Pick out the lines in the listing below that contain the word "care" and copy them.

══════════════════════════════

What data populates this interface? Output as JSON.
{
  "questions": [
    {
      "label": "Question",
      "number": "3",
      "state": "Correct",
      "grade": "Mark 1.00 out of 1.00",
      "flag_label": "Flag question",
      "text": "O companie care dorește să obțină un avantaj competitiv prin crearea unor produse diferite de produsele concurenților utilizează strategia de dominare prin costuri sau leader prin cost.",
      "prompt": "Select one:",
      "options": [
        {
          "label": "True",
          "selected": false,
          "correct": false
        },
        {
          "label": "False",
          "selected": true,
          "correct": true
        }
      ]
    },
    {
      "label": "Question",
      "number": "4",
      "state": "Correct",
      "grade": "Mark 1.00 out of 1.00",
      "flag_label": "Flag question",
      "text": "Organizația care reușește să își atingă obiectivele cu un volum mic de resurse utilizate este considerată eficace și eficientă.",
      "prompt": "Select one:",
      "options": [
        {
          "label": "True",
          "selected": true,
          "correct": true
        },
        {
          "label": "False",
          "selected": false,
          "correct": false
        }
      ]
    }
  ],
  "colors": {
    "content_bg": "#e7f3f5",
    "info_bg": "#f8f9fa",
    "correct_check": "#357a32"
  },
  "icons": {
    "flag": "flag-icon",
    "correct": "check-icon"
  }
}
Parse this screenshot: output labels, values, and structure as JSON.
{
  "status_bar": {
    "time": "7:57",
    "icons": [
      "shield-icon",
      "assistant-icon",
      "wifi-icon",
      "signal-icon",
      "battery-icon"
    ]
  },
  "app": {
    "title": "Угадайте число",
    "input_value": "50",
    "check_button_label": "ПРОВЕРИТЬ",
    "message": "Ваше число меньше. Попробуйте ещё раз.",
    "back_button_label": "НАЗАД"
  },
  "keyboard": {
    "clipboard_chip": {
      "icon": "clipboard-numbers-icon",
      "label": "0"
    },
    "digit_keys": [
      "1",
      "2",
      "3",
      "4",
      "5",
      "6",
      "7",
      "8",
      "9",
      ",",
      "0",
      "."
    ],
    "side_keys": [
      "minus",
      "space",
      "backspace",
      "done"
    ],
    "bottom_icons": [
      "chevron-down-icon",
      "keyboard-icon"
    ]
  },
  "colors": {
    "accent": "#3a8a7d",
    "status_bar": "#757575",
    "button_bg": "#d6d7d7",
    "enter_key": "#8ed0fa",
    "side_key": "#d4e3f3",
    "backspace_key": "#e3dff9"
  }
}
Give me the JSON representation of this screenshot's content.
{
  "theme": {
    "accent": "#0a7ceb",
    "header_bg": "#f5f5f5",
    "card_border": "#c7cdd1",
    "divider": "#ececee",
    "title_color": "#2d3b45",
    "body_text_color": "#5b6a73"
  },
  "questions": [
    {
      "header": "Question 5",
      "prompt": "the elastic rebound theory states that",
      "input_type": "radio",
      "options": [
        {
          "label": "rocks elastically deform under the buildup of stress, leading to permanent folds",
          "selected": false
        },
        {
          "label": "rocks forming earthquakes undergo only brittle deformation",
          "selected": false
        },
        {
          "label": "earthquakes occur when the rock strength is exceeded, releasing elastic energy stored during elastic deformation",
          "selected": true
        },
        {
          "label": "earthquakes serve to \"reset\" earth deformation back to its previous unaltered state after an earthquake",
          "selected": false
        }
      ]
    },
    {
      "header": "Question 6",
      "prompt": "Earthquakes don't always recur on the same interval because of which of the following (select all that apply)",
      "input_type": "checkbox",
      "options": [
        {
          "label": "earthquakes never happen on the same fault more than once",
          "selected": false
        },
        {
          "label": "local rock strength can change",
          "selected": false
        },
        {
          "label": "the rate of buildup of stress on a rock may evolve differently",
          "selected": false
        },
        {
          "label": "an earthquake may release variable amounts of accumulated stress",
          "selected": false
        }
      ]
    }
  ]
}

══════════════════════════════

→ **The reply**
      "text": "O companie care dorește să obțină un avantaj competitiv prin crearea unor produse diferite de produsele concurenților utilizează strategia de dominare prin costuri sau leader prin cost.",
      "text": "Organizația care reușește să își atingă obiectivele cu un volum mic de resurse utilizate este considerată eficace și eficientă.",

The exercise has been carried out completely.